AIM: Omit all pictures and give the records below again exactly as written.

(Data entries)

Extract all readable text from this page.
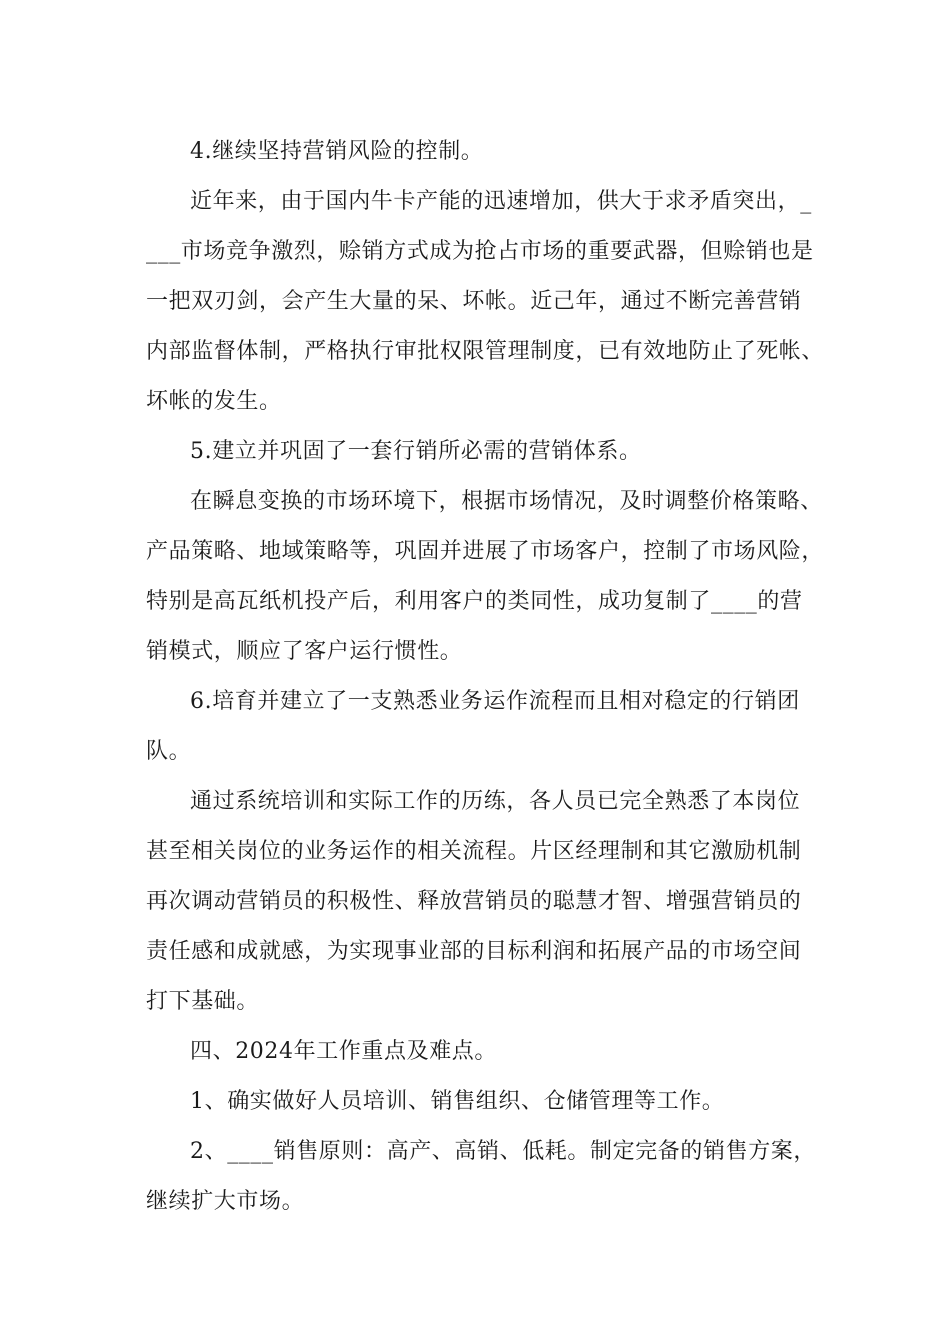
4.继续坚持营销风险的控制。
近年来，由于国内牛卡产能的迅速增加，供大于求矛盾突出，_
___市场竞争激烈，赊销方式成为抢占市场的重要武器，但赊销也是
一把双刃剑，会产生大量的呆、坏帐。近己年，通过不断完善营销
内部监督体制，严格执行审批权限管理制度，已有效地防止了死帐、
坏帐的发生。
5.建立并巩固了一套行销所必需的营销体系。
在瞬息变换的市场环境下，根据市场情况，及时调整价格策略、
产品策略、地域策略等，巩固并进展了市场客户，控制了市场风险，
特别是高瓦纸机投产后，利用客户的类同性，成功复制了____的营
销模式，顺应了客户运行惯性。
6.培育并建立了一支熟悉业务运作流程而且相对稳定的行销团
队。
通过系统培训和实际工作的历练，各人员已完全熟悉了本岗位
甚至相关岗位的业务运作的相关流程。片区经理制和其它激励机制
再次调动营销员的积极性、释放营销员的聪慧才智、增强营销员的
责任感和成就感，为实现事业部的目标利润和拓展产品的市场空间
打下基础。
四、2024年工作重点及难点。
1、确实做好人员培训、销售组织、仓储管理等工作。
2、____销售原则：高产、高销、低耗。制定完备的销售方案，
继续扩大市场。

ANSWER TO THIS TASK:
Extract all readable text from this page.
4.继续坚持营销风险的控制。
近年来，由于国内牛卡产能的迅速增加，供大于求矛盾突出，_
___市场竞争激烈，赊销方式成为抢占市场的重要武器，但赊销也是
一把双刃剑，会产生大量的呆、坏帐。近己年，通过不断完善营销
内部监督体制，严格执行审批权限管理制度，已有效地防止了死帐、
坏帐的发生。
5.建立并巩固了一套行销所必需的营销体系。
在瞬息变换的市场环境下，根据市场情况，及时调整价格策略、
产品策略、地域策略等，巩固并进展了市场客户，控制了市场风险，
特别是高瓦纸机投产后，利用客户的类同性，成功复制了____的营
销模式，顺应了客户运行惯性。
6.培育并建立了一支熟悉业务运作流程而且相对稳定的行销团
队。
通过系统培训和实际工作的历练，各人员已完全熟悉了本岗位
甚至相关岗位的业务运作的相关流程。片区经理制和其它激励机制
再次调动营销员的积极性、释放营销员的聪慧才智、增强营销员的
责任感和成就感，为实现事业部的目标利润和拓展产品的市场空间
打下基础。
四、2024年工作重点及难点。
1、确实做好人员培训、销售组织、仓储管理等工作。
2、____销售原则：高产、高销、低耗。制定完备的销售方案，
继续扩大市场。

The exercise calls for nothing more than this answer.